- **DIRECTIVE**: Determine how many lines of the entries contain "并现场颁发奖金或奖品". Reply with that number alone.
BEGIN MATERIAL FOR THIS TASK
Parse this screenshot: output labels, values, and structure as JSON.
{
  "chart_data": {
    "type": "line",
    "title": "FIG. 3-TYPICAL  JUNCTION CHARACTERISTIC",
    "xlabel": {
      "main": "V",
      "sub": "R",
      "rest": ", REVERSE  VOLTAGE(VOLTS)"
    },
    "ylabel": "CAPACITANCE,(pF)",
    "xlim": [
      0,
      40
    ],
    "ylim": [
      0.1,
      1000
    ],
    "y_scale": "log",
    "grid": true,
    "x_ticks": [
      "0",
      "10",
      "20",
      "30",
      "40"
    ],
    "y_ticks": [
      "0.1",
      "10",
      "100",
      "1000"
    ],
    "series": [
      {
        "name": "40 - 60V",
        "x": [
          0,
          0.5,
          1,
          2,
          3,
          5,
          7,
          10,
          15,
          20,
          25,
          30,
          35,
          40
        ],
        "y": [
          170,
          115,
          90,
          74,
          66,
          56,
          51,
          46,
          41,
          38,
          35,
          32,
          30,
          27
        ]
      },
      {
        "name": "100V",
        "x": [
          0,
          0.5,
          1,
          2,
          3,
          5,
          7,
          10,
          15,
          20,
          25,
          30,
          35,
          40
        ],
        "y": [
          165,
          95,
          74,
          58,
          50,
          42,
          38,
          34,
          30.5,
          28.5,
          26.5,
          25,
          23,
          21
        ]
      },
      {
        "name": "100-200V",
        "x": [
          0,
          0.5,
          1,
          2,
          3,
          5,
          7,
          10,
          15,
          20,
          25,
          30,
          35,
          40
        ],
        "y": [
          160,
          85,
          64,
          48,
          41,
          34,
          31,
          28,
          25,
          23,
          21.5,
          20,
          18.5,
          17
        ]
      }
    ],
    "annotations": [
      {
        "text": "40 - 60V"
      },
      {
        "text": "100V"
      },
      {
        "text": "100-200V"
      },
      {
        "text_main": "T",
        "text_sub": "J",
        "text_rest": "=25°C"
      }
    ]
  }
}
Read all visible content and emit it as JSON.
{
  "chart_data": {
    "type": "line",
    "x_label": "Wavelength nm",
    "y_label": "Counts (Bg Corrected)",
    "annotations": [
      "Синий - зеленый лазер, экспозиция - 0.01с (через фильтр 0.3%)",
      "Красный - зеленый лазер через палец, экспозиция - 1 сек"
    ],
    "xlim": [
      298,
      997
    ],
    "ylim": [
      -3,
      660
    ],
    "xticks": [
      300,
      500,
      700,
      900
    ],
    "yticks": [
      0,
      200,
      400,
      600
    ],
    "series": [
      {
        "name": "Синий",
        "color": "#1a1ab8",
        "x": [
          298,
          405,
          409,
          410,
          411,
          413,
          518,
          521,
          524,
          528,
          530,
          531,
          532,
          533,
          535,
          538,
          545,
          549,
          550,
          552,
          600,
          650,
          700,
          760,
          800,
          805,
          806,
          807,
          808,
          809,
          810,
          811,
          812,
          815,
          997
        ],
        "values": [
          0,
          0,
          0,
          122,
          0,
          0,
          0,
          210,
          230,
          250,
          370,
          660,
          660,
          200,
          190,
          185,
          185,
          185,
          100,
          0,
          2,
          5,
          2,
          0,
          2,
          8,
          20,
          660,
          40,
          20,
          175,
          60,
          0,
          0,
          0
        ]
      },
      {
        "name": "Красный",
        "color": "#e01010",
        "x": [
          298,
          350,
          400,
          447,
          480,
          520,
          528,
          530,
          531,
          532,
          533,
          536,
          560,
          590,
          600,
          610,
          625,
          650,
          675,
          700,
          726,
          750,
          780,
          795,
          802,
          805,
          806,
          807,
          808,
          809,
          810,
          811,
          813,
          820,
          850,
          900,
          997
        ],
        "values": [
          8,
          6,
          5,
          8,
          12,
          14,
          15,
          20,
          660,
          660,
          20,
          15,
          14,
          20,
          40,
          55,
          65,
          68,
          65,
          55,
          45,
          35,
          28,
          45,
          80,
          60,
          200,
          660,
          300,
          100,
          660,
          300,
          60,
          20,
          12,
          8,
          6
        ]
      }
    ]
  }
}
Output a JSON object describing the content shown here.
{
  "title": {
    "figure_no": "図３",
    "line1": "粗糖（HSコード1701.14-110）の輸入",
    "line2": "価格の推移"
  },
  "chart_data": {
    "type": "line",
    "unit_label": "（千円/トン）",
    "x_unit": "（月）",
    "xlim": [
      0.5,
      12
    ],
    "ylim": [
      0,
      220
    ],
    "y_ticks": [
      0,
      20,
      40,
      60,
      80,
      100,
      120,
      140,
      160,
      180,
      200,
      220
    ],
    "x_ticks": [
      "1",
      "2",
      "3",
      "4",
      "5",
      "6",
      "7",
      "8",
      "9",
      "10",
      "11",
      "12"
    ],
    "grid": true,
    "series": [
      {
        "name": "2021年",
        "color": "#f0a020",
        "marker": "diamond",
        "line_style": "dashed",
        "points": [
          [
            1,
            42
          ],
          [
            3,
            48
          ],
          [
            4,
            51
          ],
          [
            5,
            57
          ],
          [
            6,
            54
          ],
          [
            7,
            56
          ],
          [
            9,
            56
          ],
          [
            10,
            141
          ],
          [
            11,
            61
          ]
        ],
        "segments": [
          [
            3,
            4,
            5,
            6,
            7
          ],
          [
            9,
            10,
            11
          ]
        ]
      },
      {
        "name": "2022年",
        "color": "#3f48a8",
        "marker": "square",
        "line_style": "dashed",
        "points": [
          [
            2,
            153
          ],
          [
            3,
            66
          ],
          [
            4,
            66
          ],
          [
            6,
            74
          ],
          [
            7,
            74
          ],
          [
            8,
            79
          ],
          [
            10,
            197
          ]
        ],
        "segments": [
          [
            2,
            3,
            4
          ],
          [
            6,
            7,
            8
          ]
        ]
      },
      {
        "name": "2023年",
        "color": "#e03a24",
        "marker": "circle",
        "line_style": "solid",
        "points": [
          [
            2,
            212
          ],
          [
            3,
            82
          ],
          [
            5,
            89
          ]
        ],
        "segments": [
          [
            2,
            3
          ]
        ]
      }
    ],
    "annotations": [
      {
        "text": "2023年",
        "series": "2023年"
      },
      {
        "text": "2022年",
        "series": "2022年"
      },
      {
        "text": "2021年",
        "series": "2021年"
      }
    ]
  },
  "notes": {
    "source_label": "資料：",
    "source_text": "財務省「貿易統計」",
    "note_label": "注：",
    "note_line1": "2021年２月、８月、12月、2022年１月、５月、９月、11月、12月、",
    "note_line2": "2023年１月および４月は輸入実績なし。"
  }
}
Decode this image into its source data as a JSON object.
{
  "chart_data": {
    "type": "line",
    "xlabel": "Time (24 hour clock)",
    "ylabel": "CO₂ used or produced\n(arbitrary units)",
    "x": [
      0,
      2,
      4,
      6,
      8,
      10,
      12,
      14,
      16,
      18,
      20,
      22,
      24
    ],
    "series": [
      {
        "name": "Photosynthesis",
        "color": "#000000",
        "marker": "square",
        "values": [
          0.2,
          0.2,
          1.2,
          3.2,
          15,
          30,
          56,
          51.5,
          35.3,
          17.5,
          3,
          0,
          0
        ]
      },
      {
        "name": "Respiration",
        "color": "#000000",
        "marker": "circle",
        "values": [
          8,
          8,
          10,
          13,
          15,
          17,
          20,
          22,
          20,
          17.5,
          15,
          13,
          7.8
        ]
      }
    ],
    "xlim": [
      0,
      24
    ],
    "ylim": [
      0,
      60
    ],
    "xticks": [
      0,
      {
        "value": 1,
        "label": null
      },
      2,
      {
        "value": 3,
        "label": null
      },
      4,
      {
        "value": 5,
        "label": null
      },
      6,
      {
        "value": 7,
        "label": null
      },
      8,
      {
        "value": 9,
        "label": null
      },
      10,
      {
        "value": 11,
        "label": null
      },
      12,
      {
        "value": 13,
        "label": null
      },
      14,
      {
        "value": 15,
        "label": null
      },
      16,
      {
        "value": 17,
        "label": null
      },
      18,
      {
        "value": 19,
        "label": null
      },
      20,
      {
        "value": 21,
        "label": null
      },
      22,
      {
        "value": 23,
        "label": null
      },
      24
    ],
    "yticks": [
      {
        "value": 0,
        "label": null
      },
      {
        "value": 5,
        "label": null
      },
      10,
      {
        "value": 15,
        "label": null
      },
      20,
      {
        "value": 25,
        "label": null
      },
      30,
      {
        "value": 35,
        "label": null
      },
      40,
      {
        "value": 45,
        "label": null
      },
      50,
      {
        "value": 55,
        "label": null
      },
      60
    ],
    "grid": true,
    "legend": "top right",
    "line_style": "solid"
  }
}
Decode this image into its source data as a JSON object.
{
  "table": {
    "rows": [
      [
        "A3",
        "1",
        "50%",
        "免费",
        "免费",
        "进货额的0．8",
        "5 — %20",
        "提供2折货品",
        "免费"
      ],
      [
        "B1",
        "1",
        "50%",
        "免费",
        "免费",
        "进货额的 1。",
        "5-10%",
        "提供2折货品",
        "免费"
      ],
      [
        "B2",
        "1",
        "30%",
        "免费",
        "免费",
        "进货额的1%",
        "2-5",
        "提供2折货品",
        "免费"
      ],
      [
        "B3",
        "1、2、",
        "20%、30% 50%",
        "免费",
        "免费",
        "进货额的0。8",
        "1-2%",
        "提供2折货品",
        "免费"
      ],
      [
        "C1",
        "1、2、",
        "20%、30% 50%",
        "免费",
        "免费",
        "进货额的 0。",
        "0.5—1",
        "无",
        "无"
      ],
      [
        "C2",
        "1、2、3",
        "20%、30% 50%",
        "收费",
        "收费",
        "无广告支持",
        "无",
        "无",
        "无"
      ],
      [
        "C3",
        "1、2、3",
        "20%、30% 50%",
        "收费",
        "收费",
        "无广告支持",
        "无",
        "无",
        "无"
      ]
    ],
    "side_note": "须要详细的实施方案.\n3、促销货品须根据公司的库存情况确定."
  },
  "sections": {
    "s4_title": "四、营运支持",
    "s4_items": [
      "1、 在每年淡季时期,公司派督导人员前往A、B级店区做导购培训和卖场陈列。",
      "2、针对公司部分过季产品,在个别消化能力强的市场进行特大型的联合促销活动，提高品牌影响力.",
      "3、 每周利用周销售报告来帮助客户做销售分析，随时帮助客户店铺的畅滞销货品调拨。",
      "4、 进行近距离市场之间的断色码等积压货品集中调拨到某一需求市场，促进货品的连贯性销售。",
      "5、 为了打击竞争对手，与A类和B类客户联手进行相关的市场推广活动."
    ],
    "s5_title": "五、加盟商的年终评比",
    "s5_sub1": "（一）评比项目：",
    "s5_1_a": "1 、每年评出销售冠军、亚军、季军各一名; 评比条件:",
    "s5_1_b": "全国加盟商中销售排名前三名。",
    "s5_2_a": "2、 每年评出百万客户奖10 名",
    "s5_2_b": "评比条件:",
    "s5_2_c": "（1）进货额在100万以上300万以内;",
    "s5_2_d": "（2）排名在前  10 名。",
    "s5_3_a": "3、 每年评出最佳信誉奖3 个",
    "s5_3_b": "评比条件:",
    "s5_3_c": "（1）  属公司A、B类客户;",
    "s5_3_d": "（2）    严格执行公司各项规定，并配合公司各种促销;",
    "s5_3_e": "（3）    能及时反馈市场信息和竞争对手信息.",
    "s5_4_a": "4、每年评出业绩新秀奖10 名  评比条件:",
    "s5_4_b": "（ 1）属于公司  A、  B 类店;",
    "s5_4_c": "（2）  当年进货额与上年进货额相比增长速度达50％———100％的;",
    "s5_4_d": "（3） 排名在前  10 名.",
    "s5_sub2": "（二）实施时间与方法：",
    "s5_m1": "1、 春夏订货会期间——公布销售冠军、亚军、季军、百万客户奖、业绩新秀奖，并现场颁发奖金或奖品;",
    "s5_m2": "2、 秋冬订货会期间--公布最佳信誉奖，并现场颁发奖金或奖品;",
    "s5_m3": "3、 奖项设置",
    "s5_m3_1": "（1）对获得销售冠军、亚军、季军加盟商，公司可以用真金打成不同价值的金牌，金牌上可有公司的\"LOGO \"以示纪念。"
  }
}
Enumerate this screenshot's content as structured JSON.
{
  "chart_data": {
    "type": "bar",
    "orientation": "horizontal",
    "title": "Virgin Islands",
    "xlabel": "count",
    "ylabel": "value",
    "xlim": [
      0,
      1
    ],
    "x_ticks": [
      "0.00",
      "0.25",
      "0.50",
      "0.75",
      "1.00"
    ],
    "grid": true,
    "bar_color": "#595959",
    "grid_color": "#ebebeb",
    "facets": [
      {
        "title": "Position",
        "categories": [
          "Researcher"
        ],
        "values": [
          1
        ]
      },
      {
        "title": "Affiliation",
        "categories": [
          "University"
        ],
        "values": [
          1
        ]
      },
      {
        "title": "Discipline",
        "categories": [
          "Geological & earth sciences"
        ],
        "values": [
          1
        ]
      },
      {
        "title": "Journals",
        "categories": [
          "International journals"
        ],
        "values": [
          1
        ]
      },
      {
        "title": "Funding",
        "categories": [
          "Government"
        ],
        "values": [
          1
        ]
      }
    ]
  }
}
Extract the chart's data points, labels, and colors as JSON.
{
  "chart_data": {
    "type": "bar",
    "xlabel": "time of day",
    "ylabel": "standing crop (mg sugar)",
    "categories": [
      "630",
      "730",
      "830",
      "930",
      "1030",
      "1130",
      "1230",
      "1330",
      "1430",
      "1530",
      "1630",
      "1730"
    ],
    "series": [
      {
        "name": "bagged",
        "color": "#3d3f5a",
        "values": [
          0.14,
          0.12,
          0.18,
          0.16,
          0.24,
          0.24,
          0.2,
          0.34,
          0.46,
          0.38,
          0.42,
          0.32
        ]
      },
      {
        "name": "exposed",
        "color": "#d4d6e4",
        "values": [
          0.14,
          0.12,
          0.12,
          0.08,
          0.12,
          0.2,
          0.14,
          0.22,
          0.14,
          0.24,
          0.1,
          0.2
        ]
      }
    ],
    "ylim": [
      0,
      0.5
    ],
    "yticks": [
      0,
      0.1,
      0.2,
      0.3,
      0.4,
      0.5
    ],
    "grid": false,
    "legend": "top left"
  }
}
END MATERIAL FOR THIS TASK
- **OUTPUT OF THE TASK**: 2